◆ AVAILABLE RECORDS:
● ● ● ● ● ● ●
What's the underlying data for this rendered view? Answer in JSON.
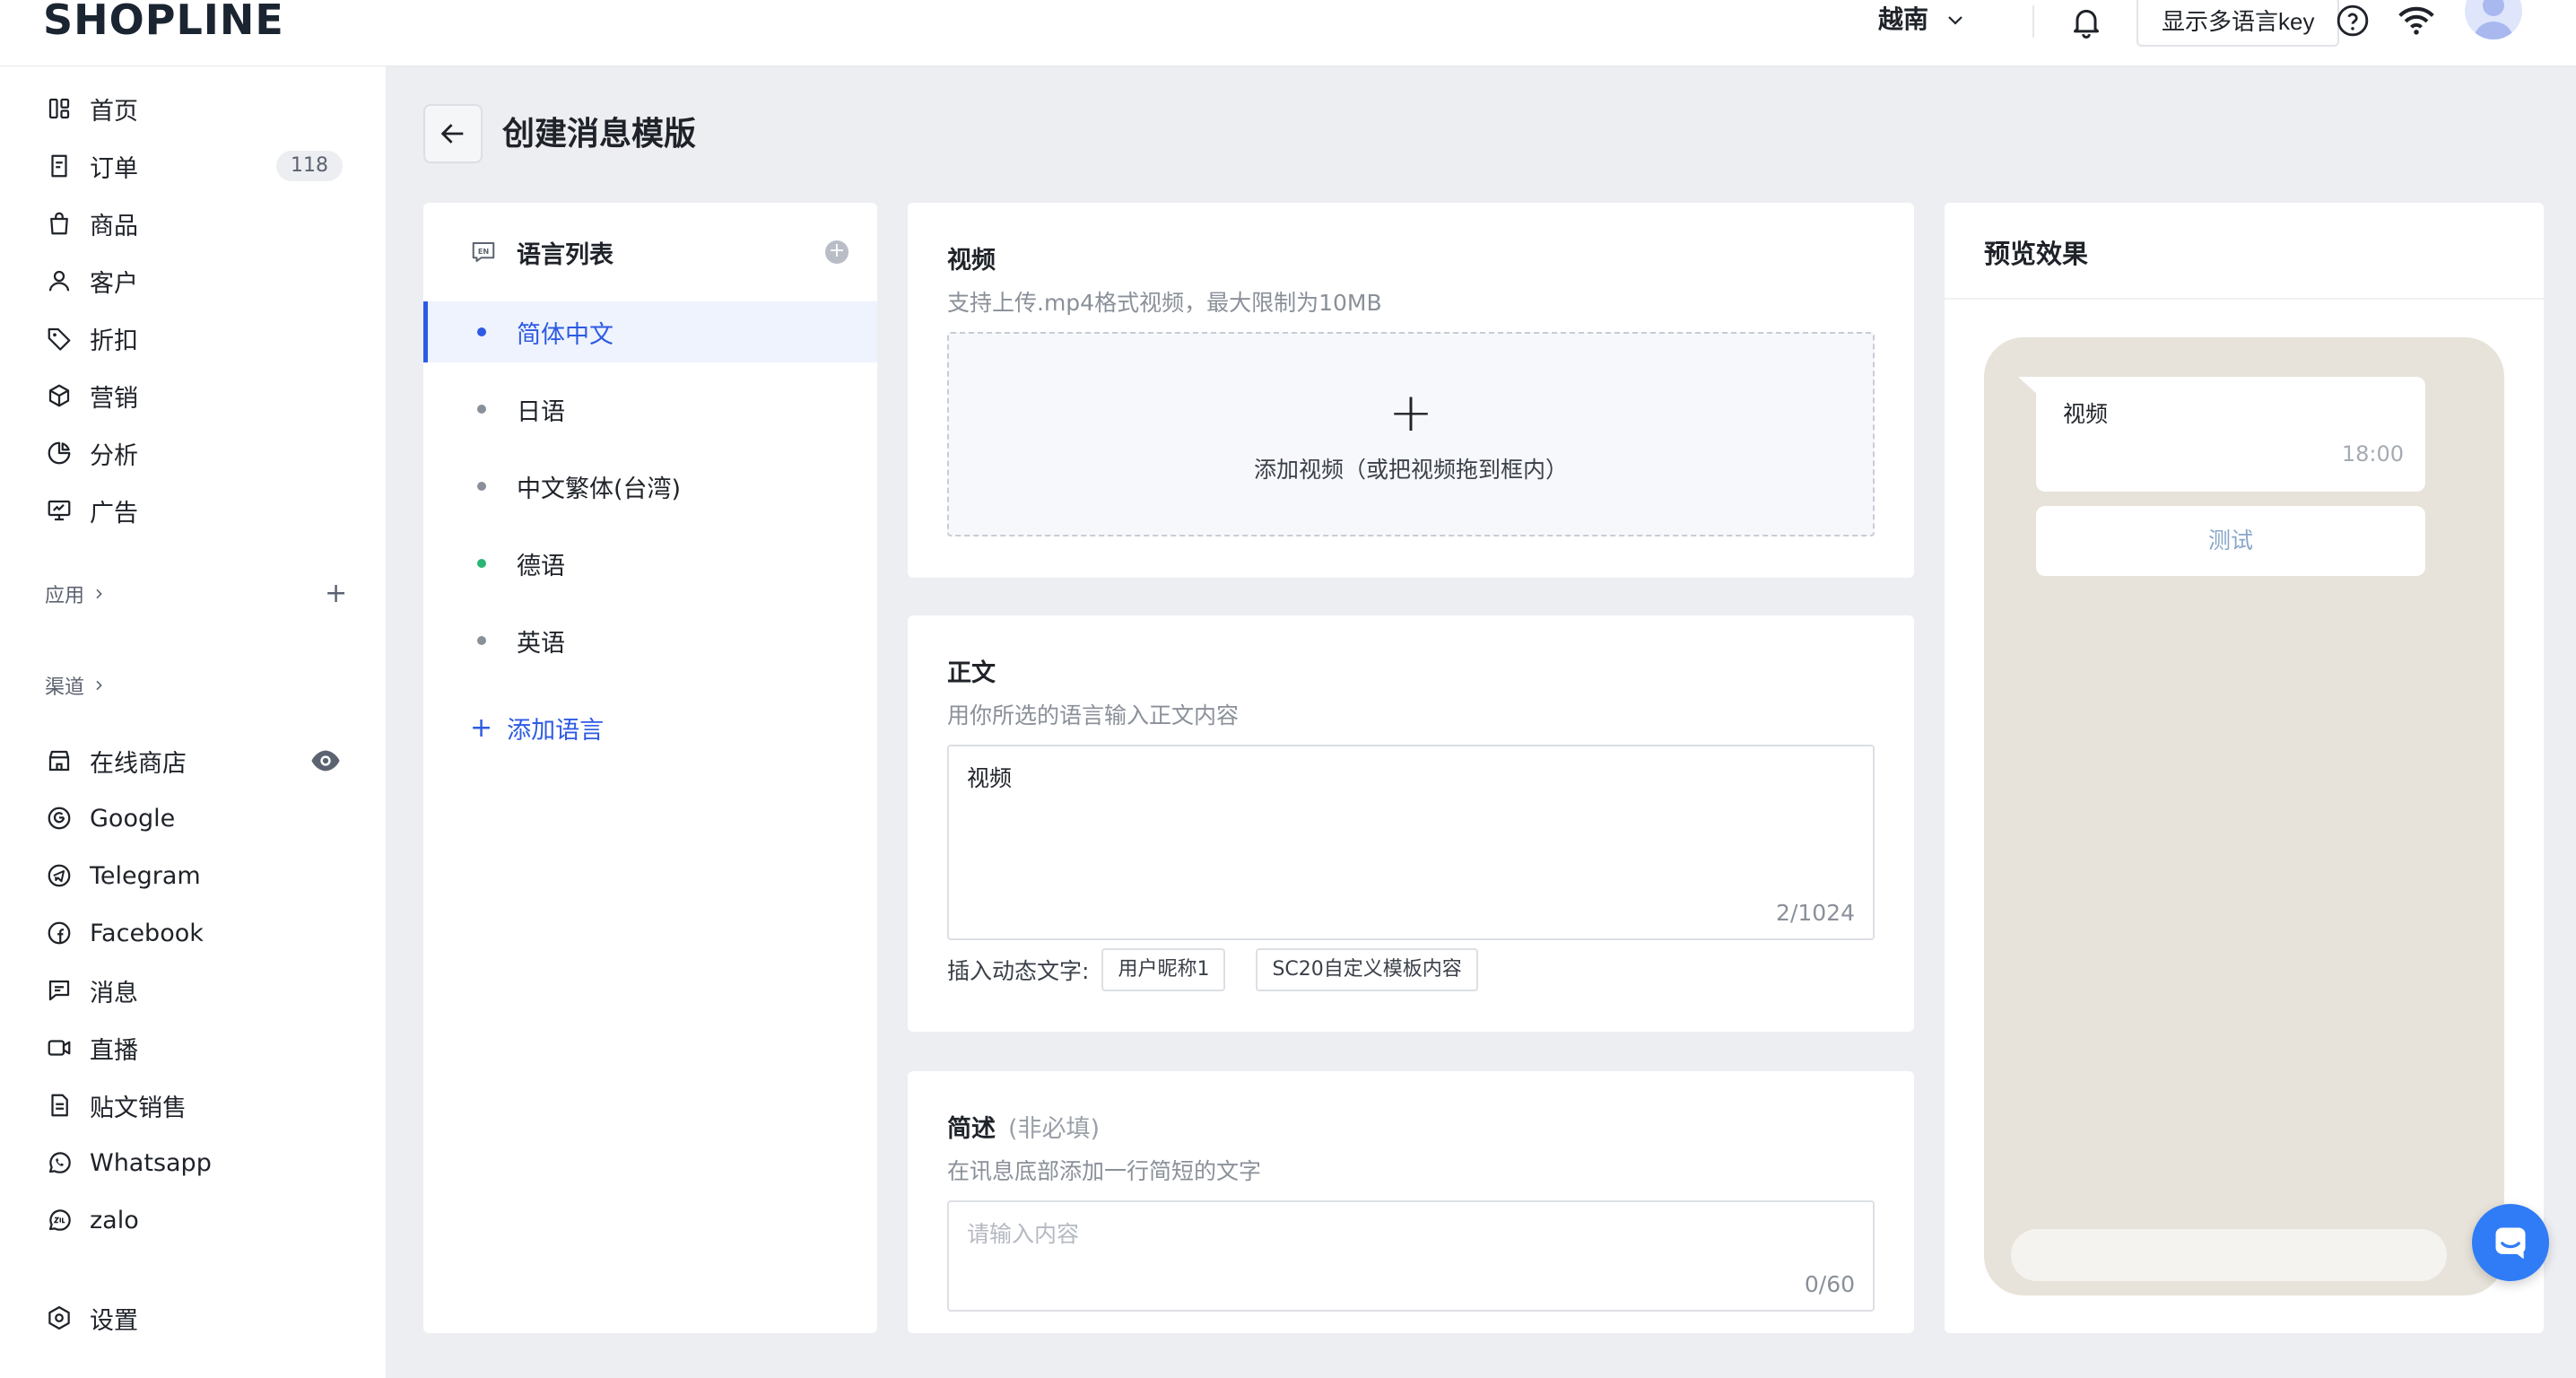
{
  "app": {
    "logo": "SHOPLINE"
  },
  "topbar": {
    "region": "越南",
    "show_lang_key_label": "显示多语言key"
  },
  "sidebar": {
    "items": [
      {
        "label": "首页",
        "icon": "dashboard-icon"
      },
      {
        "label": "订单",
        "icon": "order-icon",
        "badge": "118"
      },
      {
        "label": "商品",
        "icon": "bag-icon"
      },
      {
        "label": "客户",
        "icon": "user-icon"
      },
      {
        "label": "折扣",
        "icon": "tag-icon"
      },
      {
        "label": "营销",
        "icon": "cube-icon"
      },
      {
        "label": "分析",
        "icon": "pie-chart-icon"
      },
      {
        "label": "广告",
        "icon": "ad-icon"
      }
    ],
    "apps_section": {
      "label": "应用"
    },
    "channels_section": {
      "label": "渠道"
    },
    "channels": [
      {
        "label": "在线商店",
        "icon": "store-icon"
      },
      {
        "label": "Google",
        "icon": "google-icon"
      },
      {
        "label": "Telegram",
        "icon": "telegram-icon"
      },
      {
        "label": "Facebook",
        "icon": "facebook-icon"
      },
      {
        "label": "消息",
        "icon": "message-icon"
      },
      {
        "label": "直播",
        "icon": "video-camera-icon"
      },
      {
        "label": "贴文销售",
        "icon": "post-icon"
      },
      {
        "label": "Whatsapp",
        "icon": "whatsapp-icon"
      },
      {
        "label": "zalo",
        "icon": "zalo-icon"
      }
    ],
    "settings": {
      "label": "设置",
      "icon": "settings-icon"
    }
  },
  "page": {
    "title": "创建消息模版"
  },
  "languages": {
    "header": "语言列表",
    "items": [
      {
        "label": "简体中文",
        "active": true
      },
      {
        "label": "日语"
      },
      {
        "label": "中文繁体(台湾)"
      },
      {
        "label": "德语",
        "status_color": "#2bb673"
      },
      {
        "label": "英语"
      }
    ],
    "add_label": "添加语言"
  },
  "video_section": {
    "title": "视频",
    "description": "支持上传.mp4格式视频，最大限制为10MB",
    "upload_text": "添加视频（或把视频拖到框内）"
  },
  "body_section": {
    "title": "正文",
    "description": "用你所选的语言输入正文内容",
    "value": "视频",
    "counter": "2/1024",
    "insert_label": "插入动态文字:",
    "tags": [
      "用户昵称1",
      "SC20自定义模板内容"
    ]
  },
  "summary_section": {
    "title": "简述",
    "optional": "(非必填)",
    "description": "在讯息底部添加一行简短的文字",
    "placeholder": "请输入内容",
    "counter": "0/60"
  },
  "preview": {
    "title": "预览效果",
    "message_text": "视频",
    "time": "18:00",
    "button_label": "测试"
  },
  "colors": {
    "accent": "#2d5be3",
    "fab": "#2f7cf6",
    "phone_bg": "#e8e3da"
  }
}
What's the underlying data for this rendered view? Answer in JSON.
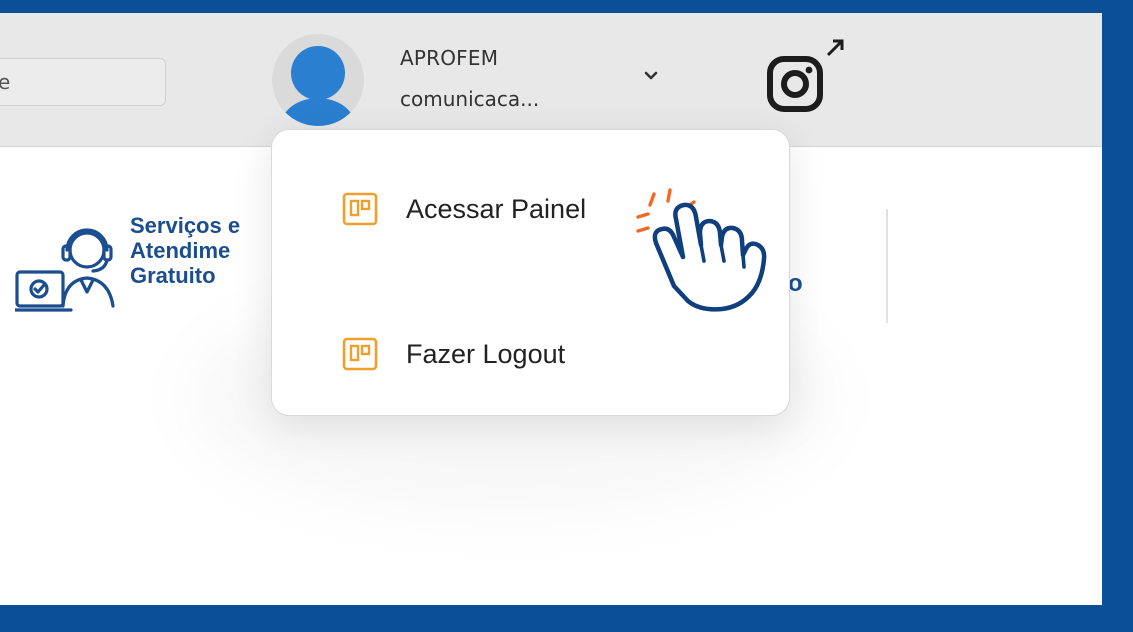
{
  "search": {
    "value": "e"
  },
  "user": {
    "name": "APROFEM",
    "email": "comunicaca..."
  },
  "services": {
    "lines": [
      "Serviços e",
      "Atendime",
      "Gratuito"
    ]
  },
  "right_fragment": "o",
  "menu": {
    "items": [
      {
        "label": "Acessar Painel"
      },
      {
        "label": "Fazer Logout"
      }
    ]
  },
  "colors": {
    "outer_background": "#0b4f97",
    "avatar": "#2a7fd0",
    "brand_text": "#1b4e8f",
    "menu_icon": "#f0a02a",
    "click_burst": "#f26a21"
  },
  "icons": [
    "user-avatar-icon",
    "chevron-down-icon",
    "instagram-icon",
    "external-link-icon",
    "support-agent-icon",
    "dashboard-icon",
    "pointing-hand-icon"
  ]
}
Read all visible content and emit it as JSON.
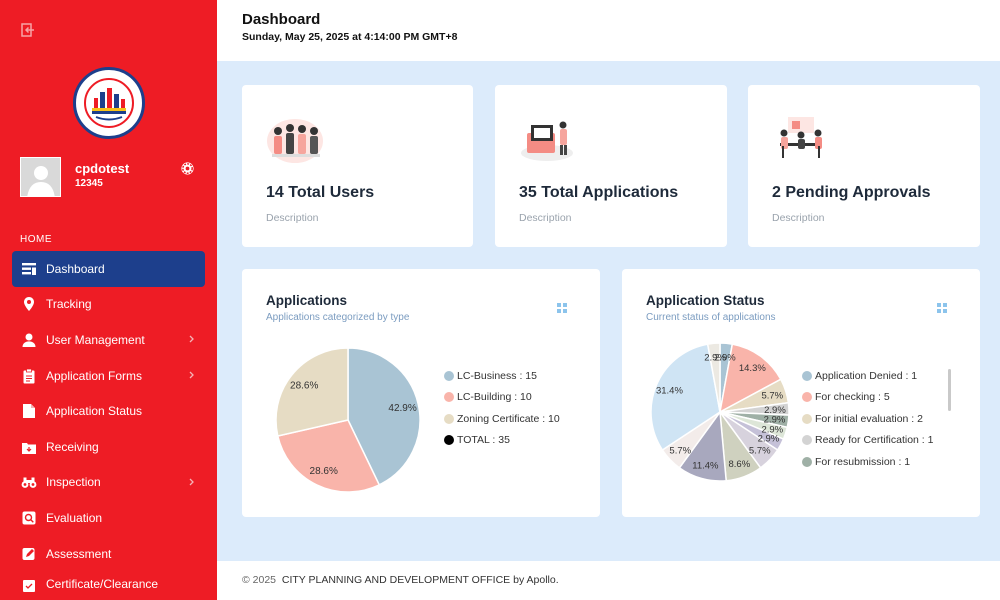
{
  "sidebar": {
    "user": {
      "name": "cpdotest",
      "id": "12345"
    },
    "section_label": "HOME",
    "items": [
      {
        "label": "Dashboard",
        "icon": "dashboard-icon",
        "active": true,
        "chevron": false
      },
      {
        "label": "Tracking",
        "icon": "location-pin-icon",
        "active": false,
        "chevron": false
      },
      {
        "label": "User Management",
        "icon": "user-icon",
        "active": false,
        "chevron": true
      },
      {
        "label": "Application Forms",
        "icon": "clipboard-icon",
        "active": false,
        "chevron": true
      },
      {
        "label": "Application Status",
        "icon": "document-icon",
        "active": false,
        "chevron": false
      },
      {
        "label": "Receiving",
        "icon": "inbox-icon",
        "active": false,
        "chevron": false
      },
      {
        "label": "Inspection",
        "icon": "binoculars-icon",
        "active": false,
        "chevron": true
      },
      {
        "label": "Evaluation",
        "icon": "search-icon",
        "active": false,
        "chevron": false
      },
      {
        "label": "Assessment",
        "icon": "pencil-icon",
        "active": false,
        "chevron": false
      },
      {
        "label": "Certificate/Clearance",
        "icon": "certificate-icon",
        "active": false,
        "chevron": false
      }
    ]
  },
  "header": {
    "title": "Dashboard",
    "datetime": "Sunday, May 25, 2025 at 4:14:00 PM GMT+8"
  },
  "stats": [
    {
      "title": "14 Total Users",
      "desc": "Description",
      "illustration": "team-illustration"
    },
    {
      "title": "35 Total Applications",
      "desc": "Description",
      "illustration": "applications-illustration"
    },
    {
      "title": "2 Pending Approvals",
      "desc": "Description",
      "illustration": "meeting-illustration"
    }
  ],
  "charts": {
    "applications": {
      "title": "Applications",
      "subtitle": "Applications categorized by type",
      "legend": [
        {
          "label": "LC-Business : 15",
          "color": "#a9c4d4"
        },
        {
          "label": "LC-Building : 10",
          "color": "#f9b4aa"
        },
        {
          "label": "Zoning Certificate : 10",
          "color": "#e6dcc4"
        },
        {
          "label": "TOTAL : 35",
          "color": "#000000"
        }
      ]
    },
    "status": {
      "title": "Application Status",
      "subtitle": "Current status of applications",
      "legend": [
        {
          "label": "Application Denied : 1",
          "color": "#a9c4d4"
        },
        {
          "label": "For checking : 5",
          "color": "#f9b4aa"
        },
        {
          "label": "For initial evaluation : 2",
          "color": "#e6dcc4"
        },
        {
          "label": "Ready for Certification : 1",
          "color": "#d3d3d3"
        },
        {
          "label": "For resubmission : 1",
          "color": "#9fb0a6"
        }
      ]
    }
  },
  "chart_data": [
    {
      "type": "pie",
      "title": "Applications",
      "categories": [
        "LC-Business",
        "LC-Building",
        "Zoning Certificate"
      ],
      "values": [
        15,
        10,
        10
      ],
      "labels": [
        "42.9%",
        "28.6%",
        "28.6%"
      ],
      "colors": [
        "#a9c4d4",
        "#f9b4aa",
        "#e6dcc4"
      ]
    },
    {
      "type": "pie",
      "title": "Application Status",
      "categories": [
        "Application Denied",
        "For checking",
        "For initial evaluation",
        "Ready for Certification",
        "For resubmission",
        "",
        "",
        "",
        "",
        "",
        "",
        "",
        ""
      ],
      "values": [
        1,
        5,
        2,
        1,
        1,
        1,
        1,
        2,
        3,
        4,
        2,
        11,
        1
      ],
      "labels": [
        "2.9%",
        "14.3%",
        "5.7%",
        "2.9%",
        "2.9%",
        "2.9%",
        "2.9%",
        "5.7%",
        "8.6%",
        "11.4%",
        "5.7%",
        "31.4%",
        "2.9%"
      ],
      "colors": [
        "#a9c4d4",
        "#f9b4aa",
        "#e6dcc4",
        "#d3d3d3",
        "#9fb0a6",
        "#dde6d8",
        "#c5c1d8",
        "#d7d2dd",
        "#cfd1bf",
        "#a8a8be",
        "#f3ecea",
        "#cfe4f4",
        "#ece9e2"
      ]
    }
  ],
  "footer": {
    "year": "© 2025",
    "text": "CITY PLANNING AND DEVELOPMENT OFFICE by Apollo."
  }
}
● ● ● ● ● ● ●
◆ REQUIREMENT: The records above must be printed exactly; the pictures stay out.

◆ RESPONSE TO THIS EXERCISE:
What's the underlying data for this rendered view? Answer in JSON.
{
  "app": {
    "logo": "SHOPLINE"
  },
  "topbar": {
    "region": "越南",
    "show_lang_key_label": "显示多语言key"
  },
  "sidebar": {
    "items": [
      {
        "label": "首页",
        "icon": "dashboard-icon"
      },
      {
        "label": "订单",
        "icon": "order-icon",
        "badge": "118"
      },
      {
        "label": "商品",
        "icon": "bag-icon"
      },
      {
        "label": "客户",
        "icon": "user-icon"
      },
      {
        "label": "折扣",
        "icon": "tag-icon"
      },
      {
        "label": "营销",
        "icon": "cube-icon"
      },
      {
        "label": "分析",
        "icon": "pie-chart-icon"
      },
      {
        "label": "广告",
        "icon": "ad-icon"
      }
    ],
    "apps_section": {
      "label": "应用"
    },
    "channels_section": {
      "label": "渠道"
    },
    "channels": [
      {
        "label": "在线商店",
        "icon": "store-icon"
      },
      {
        "label": "Google",
        "icon": "google-icon"
      },
      {
        "label": "Telegram",
        "icon": "telegram-icon"
      },
      {
        "label": "Facebook",
        "icon": "facebook-icon"
      },
      {
        "label": "消息",
        "icon": "message-icon"
      },
      {
        "label": "直播",
        "icon": "video-camera-icon"
      },
      {
        "label": "贴文销售",
        "icon": "post-icon"
      },
      {
        "label": "Whatsapp",
        "icon": "whatsapp-icon"
      },
      {
        "label": "zalo",
        "icon": "zalo-icon"
      }
    ],
    "settings": {
      "label": "设置",
      "icon": "settings-icon"
    }
  },
  "page": {
    "title": "创建消息模版"
  },
  "languages": {
    "header": "语言列表",
    "items": [
      {
        "label": "简体中文",
        "active": true
      },
      {
        "label": "日语"
      },
      {
        "label": "中文繁体(台湾)"
      },
      {
        "label": "德语",
        "status_color": "#2bb673"
      },
      {
        "label": "英语"
      }
    ],
    "add_label": "添加语言"
  },
  "video_section": {
    "title": "视频",
    "description": "支持上传.mp4格式视频，最大限制为10MB",
    "upload_text": "添加视频（或把视频拖到框内）"
  },
  "body_section": {
    "title": "正文",
    "description": "用你所选的语言输入正文内容",
    "value": "视频",
    "counter": "2/1024",
    "insert_label": "插入动态文字:",
    "tags": [
      "用户昵称1",
      "SC20自定义模板内容"
    ]
  },
  "summary_section": {
    "title": "简述",
    "optional": "(非必填)",
    "description": "在讯息底部添加一行简短的文字",
    "placeholder": "请输入内容",
    "counter": "0/60"
  },
  "preview": {
    "title": "预览效果",
    "message_text": "视频",
    "time": "18:00",
    "button_label": "测试"
  },
  "colors": {
    "accent": "#2d5be3",
    "fab": "#2f7cf6",
    "phone_bg": "#e8e3da"
  }
}
What's the underlying data for this rendered view? Answer in JSON.
{
  "search": {
    "value": "e"
  },
  "user": {
    "name": "APROFEM",
    "email": "comunicaca..."
  },
  "services": {
    "lines": [
      "Serviços e",
      "Atendime",
      "Gratuito"
    ]
  },
  "right_fragment": "o",
  "menu": {
    "items": [
      {
        "label": "Acessar Painel"
      },
      {
        "label": "Fazer Logout"
      }
    ]
  },
  "colors": {
    "outer_background": "#0b4f97",
    "avatar": "#2a7fd0",
    "brand_text": "#1b4e8f",
    "menu_icon": "#f0a02a",
    "click_burst": "#f26a21"
  },
  "icons": [
    "user-avatar-icon",
    "chevron-down-icon",
    "instagram-icon",
    "external-link-icon",
    "support-agent-icon",
    "dashboard-icon",
    "pointing-hand-icon"
  ]
}
Read all visible content and emit it as JSON.
{
  "sidebar": {
    "user": {
      "name": "cpdotest",
      "id": "12345"
    },
    "section_label": "HOME",
    "items": [
      {
        "label": "Dashboard",
        "icon": "dashboard-icon",
        "active": true,
        "chevron": false
      },
      {
        "label": "Tracking",
        "icon": "location-pin-icon",
        "active": false,
        "chevron": false
      },
      {
        "label": "User Management",
        "icon": "user-icon",
        "active": false,
        "chevron": true
      },
      {
        "label": "Application Forms",
        "icon": "clipboard-icon",
        "active": false,
        "chevron": true
      },
      {
        "label": "Application Status",
        "icon": "document-icon",
        "active": false,
        "chevron": false
      },
      {
        "label": "Receiving",
        "icon": "inbox-icon",
        "active": false,
        "chevron": false
      },
      {
        "label": "Inspection",
        "icon": "binoculars-icon",
        "active": false,
        "chevron": true
      },
      {
        "label": "Evaluation",
        "icon": "search-icon",
        "active": false,
        "chevron": false
      },
      {
        "label": "Assessment",
        "icon": "pencil-icon",
        "active": false,
        "chevron": false
      },
      {
        "label": "Certificate/Clearance",
        "icon": "certificate-icon",
        "active": false,
        "chevron": false
      }
    ]
  },
  "header": {
    "title": "Dashboard",
    "datetime": "Sunday, May 25, 2025 at 4:14:00 PM GMT+8"
  },
  "stats": [
    {
      "title": "14 Total Users",
      "desc": "Description",
      "illustration": "team-illustration"
    },
    {
      "title": "35 Total Applications",
      "desc": "Description",
      "illustration": "applications-illustration"
    },
    {
      "title": "2 Pending Approvals",
      "desc": "Description",
      "illustration": "meeting-illustration"
    }
  ],
  "charts": {
    "applications": {
      "title": "Applications",
      "subtitle": "Applications categorized by type",
      "legend": [
        {
          "label": "LC-Business : 15",
          "color": "#a9c4d4"
        },
        {
          "label": "LC-Building : 10",
          "color": "#f9b4aa"
        },
        {
          "label": "Zoning Certificate : 10",
          "color": "#e6dcc4"
        },
        {
          "label": "TOTAL : 35",
          "color": "#000000"
        }
      ]
    },
    "status": {
      "title": "Application Status",
      "subtitle": "Current status of applications",
      "legend": [
        {
          "label": "Application Denied : 1",
          "color": "#a9c4d4"
        },
        {
          "label": "For checking : 5",
          "color": "#f9b4aa"
        },
        {
          "label": "For initial evaluation : 2",
          "color": "#e6dcc4"
        },
        {
          "label": "Ready for Certification : 1",
          "color": "#d3d3d3"
        },
        {
          "label": "For resubmission : 1",
          "color": "#9fb0a6"
        }
      ]
    }
  },
  "chart_data": [
    {
      "type": "pie",
      "title": "Applications",
      "categories": [
        "LC-Business",
        "LC-Building",
        "Zoning Certificate"
      ],
      "values": [
        15,
        10,
        10
      ],
      "labels": [
        "42.9%",
        "28.6%",
        "28.6%"
      ],
      "colors": [
        "#a9c4d4",
        "#f9b4aa",
        "#e6dcc4"
      ]
    },
    {
      "type": "pie",
      "title": "Application Status",
      "categories": [
        "Application Denied",
        "For checking",
        "For initial evaluation",
        "Ready for Certification",
        "For resubmission",
        "",
        "",
        "",
        "",
        "",
        "",
        "",
        ""
      ],
      "values": [
        1,
        5,
        2,
        1,
        1,
        1,
        1,
        2,
        3,
        4,
        2,
        11,
        1
      ],
      "labels": [
        "2.9%",
        "14.3%",
        "5.7%",
        "2.9%",
        "2.9%",
        "2.9%",
        "2.9%",
        "5.7%",
        "8.6%",
        "11.4%",
        "5.7%",
        "31.4%",
        "2.9%"
      ],
      "colors": [
        "#a9c4d4",
        "#f9b4aa",
        "#e6dcc4",
        "#d3d3d3",
        "#9fb0a6",
        "#dde6d8",
        "#c5c1d8",
        "#d7d2dd",
        "#cfd1bf",
        "#a8a8be",
        "#f3ecea",
        "#cfe4f4",
        "#ece9e2"
      ]
    }
  ],
  "footer": {
    "year": "© 2025",
    "text": "CITY PLANNING AND DEVELOPMENT OFFICE by Apollo."
  }
}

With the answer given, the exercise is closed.